> **TASK DATA**
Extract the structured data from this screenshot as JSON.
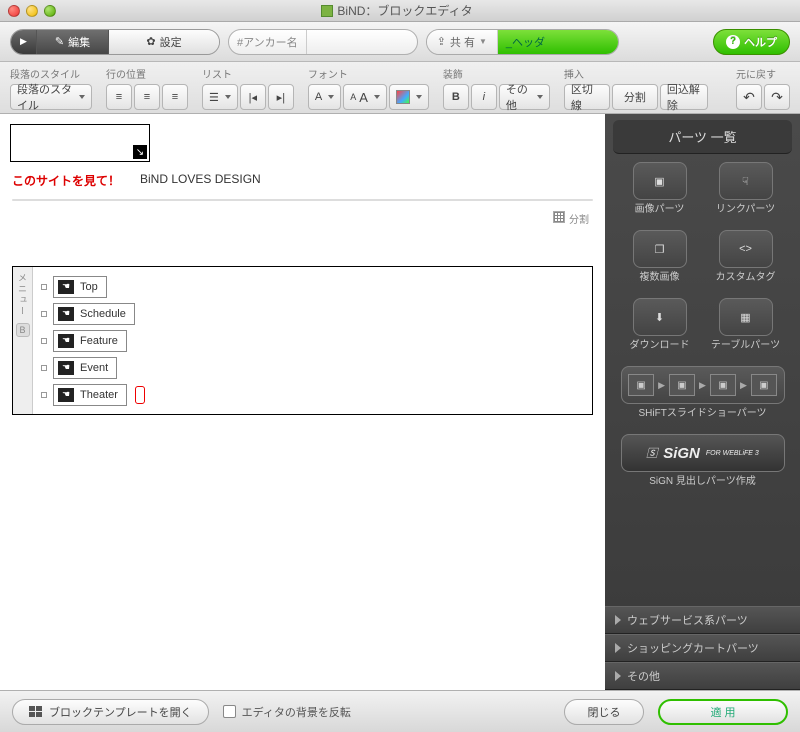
{
  "window": {
    "title": "BiND：ブロックエディタ"
  },
  "topbar": {
    "edit": "編集",
    "settings": "設定",
    "anchor_label": "#アンカー名",
    "anchor_value": "",
    "share": "共 有",
    "share_value": "_ヘッダ",
    "help": "ヘルプ"
  },
  "fmt": {
    "para_style_label": "段落のスタイル",
    "para_style_value": "段落のスタイル",
    "line_pos_label": "行の位置",
    "list_label": "リスト",
    "font_label": "フォント",
    "decor_label": "装飾",
    "decor_other": "その他",
    "insert_label": "挿入",
    "insert_hr": "区切線",
    "insert_split": "分割",
    "insert_unwrap": "回込解除",
    "undo_label": "元に戻す"
  },
  "canvas": {
    "subtitle_red": "このサイトを見て！",
    "subtitle_black": "BiND LOVES DESIGN",
    "split_caption": "分割",
    "menu_tab": "メニュー",
    "menu_b": "B",
    "menu_items": [
      "Top",
      "Schedule",
      "Feature",
      "Event",
      "Theater"
    ]
  },
  "side": {
    "title": "パーツ 一覧",
    "parts": {
      "image": "画像パーツ",
      "link": "リンクパーツ",
      "multi": "複数画像",
      "custom": "カスタムタグ",
      "download": "ダウンロード",
      "table": "テーブルパーツ",
      "slideshow": "SHiFTスライドショーパーツ",
      "sign_logo": "SiGN",
      "sign_sub": "FOR WEBLiFE 3",
      "sign": "SiGN 見出しパーツ作成"
    },
    "acc": {
      "web": "ウェブサービス系パーツ",
      "cart": "ショッピングカートパーツ",
      "other": "その他"
    }
  },
  "bottom": {
    "template": "ブロックテンプレートを開く",
    "invert": "エディタの背景を反転",
    "close": "閉じる",
    "apply": "適 用"
  }
}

> **AIM**
Go back to the records above and write them out exactly, without the pictures.

> **COMPLETED EXERCISE**
Extract the structured data from this screenshot as JSON.
{
  "window": {
    "title": "BiND：ブロックエディタ"
  },
  "topbar": {
    "edit": "編集",
    "settings": "設定",
    "anchor_label": "#アンカー名",
    "anchor_value": "",
    "share": "共 有",
    "share_value": "_ヘッダ",
    "help": "ヘルプ"
  },
  "fmt": {
    "para_style_label": "段落のスタイル",
    "para_style_value": "段落のスタイル",
    "line_pos_label": "行の位置",
    "list_label": "リスト",
    "font_label": "フォント",
    "decor_label": "装飾",
    "decor_other": "その他",
    "insert_label": "挿入",
    "insert_hr": "区切線",
    "insert_split": "分割",
    "insert_unwrap": "回込解除",
    "undo_label": "元に戻す"
  },
  "canvas": {
    "subtitle_red": "このサイトを見て！",
    "subtitle_black": "BiND LOVES DESIGN",
    "split_caption": "分割",
    "menu_tab": "メニュー",
    "menu_b": "B",
    "menu_items": [
      "Top",
      "Schedule",
      "Feature",
      "Event",
      "Theater"
    ]
  },
  "side": {
    "title": "パーツ 一覧",
    "parts": {
      "image": "画像パーツ",
      "link": "リンクパーツ",
      "multi": "複数画像",
      "custom": "カスタムタグ",
      "download": "ダウンロード",
      "table": "テーブルパーツ",
      "slideshow": "SHiFTスライドショーパーツ",
      "sign_logo": "SiGN",
      "sign_sub": "FOR WEBLiFE 3",
      "sign": "SiGN 見出しパーツ作成"
    },
    "acc": {
      "web": "ウェブサービス系パーツ",
      "cart": "ショッピングカートパーツ",
      "other": "その他"
    }
  },
  "bottom": {
    "template": "ブロックテンプレートを開く",
    "invert": "エディタの背景を反転",
    "close": "閉じる",
    "apply": "適 用"
  }
}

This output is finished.